--- LISTED RECORDS ---

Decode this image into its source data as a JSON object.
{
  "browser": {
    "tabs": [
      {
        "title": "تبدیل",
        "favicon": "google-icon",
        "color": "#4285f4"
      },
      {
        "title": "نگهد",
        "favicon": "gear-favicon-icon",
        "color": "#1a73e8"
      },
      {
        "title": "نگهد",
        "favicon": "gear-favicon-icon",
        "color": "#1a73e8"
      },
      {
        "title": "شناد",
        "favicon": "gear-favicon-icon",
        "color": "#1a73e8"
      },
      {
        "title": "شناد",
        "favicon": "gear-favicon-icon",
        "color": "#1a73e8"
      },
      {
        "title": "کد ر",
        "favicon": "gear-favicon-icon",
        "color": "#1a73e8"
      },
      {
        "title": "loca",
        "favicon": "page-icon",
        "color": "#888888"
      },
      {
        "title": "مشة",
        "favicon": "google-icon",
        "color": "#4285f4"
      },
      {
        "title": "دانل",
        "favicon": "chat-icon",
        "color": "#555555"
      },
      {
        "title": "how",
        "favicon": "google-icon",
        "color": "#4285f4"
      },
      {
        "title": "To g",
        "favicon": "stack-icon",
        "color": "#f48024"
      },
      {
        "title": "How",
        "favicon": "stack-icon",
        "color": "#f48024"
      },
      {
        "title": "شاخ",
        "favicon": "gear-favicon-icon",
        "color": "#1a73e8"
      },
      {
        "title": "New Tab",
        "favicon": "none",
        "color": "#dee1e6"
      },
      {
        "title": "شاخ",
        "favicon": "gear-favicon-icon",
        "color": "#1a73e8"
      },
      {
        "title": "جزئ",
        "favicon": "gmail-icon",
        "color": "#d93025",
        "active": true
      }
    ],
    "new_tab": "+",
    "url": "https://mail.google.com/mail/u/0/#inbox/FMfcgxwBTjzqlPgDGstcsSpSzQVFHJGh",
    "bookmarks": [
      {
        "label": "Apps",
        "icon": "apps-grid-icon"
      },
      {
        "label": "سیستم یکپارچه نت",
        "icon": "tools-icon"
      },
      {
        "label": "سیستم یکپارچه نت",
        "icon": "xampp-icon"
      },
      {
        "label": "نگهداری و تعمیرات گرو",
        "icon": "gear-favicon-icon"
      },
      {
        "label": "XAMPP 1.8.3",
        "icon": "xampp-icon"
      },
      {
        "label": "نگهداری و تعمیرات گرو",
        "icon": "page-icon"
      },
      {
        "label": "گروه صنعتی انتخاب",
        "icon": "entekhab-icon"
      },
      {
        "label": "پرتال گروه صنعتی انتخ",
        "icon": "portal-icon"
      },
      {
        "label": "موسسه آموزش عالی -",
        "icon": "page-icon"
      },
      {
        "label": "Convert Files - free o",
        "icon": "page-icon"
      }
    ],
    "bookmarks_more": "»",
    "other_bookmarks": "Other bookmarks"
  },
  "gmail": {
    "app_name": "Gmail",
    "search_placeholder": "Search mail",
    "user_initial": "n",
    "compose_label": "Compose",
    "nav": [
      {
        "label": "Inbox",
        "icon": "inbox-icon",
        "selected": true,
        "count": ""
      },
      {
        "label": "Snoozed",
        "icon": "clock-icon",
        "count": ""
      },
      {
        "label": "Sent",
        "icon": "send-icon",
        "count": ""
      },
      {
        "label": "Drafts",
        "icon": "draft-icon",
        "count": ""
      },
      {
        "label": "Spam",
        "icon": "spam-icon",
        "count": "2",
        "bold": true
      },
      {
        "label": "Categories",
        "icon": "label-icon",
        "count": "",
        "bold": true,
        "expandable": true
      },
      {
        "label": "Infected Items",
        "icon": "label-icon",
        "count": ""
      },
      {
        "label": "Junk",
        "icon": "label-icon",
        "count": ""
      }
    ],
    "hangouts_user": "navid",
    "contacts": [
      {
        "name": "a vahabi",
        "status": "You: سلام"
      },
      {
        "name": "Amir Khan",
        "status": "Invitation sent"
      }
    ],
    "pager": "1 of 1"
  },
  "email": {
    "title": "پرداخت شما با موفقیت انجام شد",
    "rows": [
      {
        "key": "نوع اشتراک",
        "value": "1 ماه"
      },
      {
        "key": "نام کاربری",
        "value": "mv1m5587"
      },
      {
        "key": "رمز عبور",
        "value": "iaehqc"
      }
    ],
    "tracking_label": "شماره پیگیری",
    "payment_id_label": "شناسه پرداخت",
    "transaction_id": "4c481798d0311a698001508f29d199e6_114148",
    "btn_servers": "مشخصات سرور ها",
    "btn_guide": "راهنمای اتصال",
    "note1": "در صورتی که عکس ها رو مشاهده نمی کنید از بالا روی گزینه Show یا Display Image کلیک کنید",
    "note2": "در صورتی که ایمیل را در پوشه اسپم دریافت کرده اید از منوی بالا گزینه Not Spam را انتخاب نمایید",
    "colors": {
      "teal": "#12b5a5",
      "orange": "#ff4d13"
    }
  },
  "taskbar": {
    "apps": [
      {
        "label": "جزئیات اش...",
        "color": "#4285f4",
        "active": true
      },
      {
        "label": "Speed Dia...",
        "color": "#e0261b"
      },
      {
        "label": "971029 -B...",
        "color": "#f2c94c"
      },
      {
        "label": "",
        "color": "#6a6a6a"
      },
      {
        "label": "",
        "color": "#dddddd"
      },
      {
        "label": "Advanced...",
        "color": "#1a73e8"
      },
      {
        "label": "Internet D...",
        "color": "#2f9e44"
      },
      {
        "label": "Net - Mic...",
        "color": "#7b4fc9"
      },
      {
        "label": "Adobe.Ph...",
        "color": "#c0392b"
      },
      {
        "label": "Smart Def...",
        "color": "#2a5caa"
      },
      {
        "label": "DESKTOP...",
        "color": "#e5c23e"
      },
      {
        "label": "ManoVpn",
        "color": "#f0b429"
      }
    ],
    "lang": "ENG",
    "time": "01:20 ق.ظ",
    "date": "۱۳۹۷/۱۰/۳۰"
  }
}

---

[GOAL] Above are some records; repeat all of them exactly.

[WORKED ANSWER]
Decode this image into its source data as a JSON object.
{
  "browser": {
    "tabs": [
      {
        "title": "تبدیل",
        "favicon": "google-icon",
        "color": "#4285f4"
      },
      {
        "title": "نگهد",
        "favicon": "gear-favicon-icon",
        "color": "#1a73e8"
      },
      {
        "title": "نگهد",
        "favicon": "gear-favicon-icon",
        "color": "#1a73e8"
      },
      {
        "title": "شناد",
        "favicon": "gear-favicon-icon",
        "color": "#1a73e8"
      },
      {
        "title": "شناد",
        "favicon": "gear-favicon-icon",
        "color": "#1a73e8"
      },
      {
        "title": "کد ر",
        "favicon": "gear-favicon-icon",
        "color": "#1a73e8"
      },
      {
        "title": "loca",
        "favicon": "page-icon",
        "color": "#888888"
      },
      {
        "title": "مشة",
        "favicon": "google-icon",
        "color": "#4285f4"
      },
      {
        "title": "دانل",
        "favicon": "chat-icon",
        "color": "#555555"
      },
      {
        "title": "how",
        "favicon": "google-icon",
        "color": "#4285f4"
      },
      {
        "title": "To g",
        "favicon": "stack-icon",
        "color": "#f48024"
      },
      {
        "title": "How",
        "favicon": "stack-icon",
        "color": "#f48024"
      },
      {
        "title": "شاخ",
        "favicon": "gear-favicon-icon",
        "color": "#1a73e8"
      },
      {
        "title": "New Tab",
        "favicon": "none",
        "color": "#dee1e6"
      },
      {
        "title": "شاخ",
        "favicon": "gear-favicon-icon",
        "color": "#1a73e8"
      },
      {
        "title": "جزئ",
        "favicon": "gmail-icon",
        "color": "#d93025",
        "active": true
      }
    ],
    "new_tab": "+",
    "url": "https://mail.google.com/mail/u/0/#inbox/FMfcgxwBTjzqlPgDGstcsSpSzQVFHJGh",
    "bookmarks": [
      {
        "label": "Apps",
        "icon": "apps-grid-icon"
      },
      {
        "label": "سیستم یکپارچه نت",
        "icon": "tools-icon"
      },
      {
        "label": "سیستم یکپارچه نت",
        "icon": "xampp-icon"
      },
      {
        "label": "نگهداری و تعمیرات گرو",
        "icon": "gear-favicon-icon"
      },
      {
        "label": "XAMPP 1.8.3",
        "icon": "xampp-icon"
      },
      {
        "label": "نگهداری و تعمیرات گرو",
        "icon": "page-icon"
      },
      {
        "label": "گروه صنعتی انتخاب",
        "icon": "entekhab-icon"
      },
      {
        "label": "پرتال گروه صنعتی انتخ",
        "icon": "portal-icon"
      },
      {
        "label": "موسسه آموزش عالی -",
        "icon": "page-icon"
      },
      {
        "label": "Convert Files - free o",
        "icon": "page-icon"
      }
    ],
    "bookmarks_more": "»",
    "other_bookmarks": "Other bookmarks"
  },
  "gmail": {
    "app_name": "Gmail",
    "search_placeholder": "Search mail",
    "user_initial": "n",
    "compose_label": "Compose",
    "nav": [
      {
        "label": "Inbox",
        "icon": "inbox-icon",
        "selected": true,
        "count": ""
      },
      {
        "label": "Snoozed",
        "icon": "clock-icon",
        "count": ""
      },
      {
        "label": "Sent",
        "icon": "send-icon",
        "count": ""
      },
      {
        "label": "Drafts",
        "icon": "draft-icon",
        "count": ""
      },
      {
        "label": "Spam",
        "icon": "spam-icon",
        "count": "2",
        "bold": true
      },
      {
        "label": "Categories",
        "icon": "label-icon",
        "count": "",
        "bold": true,
        "expandable": true
      },
      {
        "label": "Infected Items",
        "icon": "label-icon",
        "count": ""
      },
      {
        "label": "Junk",
        "icon": "label-icon",
        "count": ""
      }
    ],
    "hangouts_user": "navid",
    "contacts": [
      {
        "name": "a vahabi",
        "status": "You: سلام"
      },
      {
        "name": "Amir Khan",
        "status": "Invitation sent"
      }
    ],
    "pager": "1 of 1"
  },
  "email": {
    "title": "پرداخت شما با موفقیت انجام شد",
    "rows": [
      {
        "key": "نوع اشتراک",
        "value": "1 ماه"
      },
      {
        "key": "نام کاربری",
        "value": "mv1m5587"
      },
      {
        "key": "رمز عبور",
        "value": "iaehqc"
      }
    ],
    "tracking_label": "شماره پیگیری",
    "payment_id_label": "شناسه پرداخت",
    "transaction_id": "4c481798d0311a698001508f29d199e6_114148",
    "btn_servers": "مشخصات سرور ها",
    "btn_guide": "راهنمای اتصال",
    "note1": "در صورتی که عکس ها رو مشاهده نمی کنید از بالا روی گزینه Show یا Display Image کلیک کنید",
    "note2": "در صورتی که ایمیل را در پوشه اسپم دریافت کرده اید از منوی بالا گزینه Not Spam را انتخاب نمایید",
    "colors": {
      "teal": "#12b5a5",
      "orange": "#ff4d13"
    }
  },
  "taskbar": {
    "apps": [
      {
        "label": "جزئیات اش...",
        "color": "#4285f4",
        "active": true
      },
      {
        "label": "Speed Dia...",
        "color": "#e0261b"
      },
      {
        "label": "971029 -B...",
        "color": "#f2c94c"
      },
      {
        "label": "",
        "color": "#6a6a6a"
      },
      {
        "label": "",
        "color": "#dddddd"
      },
      {
        "label": "Advanced...",
        "color": "#1a73e8"
      },
      {
        "label": "Internet D...",
        "color": "#2f9e44"
      },
      {
        "label": "Net - Mic...",
        "color": "#7b4fc9"
      },
      {
        "label": "Adobe.Ph...",
        "color": "#c0392b"
      },
      {
        "label": "Smart Def...",
        "color": "#2a5caa"
      },
      {
        "label": "DESKTOP...",
        "color": "#e5c23e"
      },
      {
        "label": "ManoVpn",
        "color": "#f0b429"
      }
    ],
    "lang": "ENG",
    "time": "01:20 ق.ظ",
    "date": "۱۳۹۷/۱۰/۳۰"
  }
}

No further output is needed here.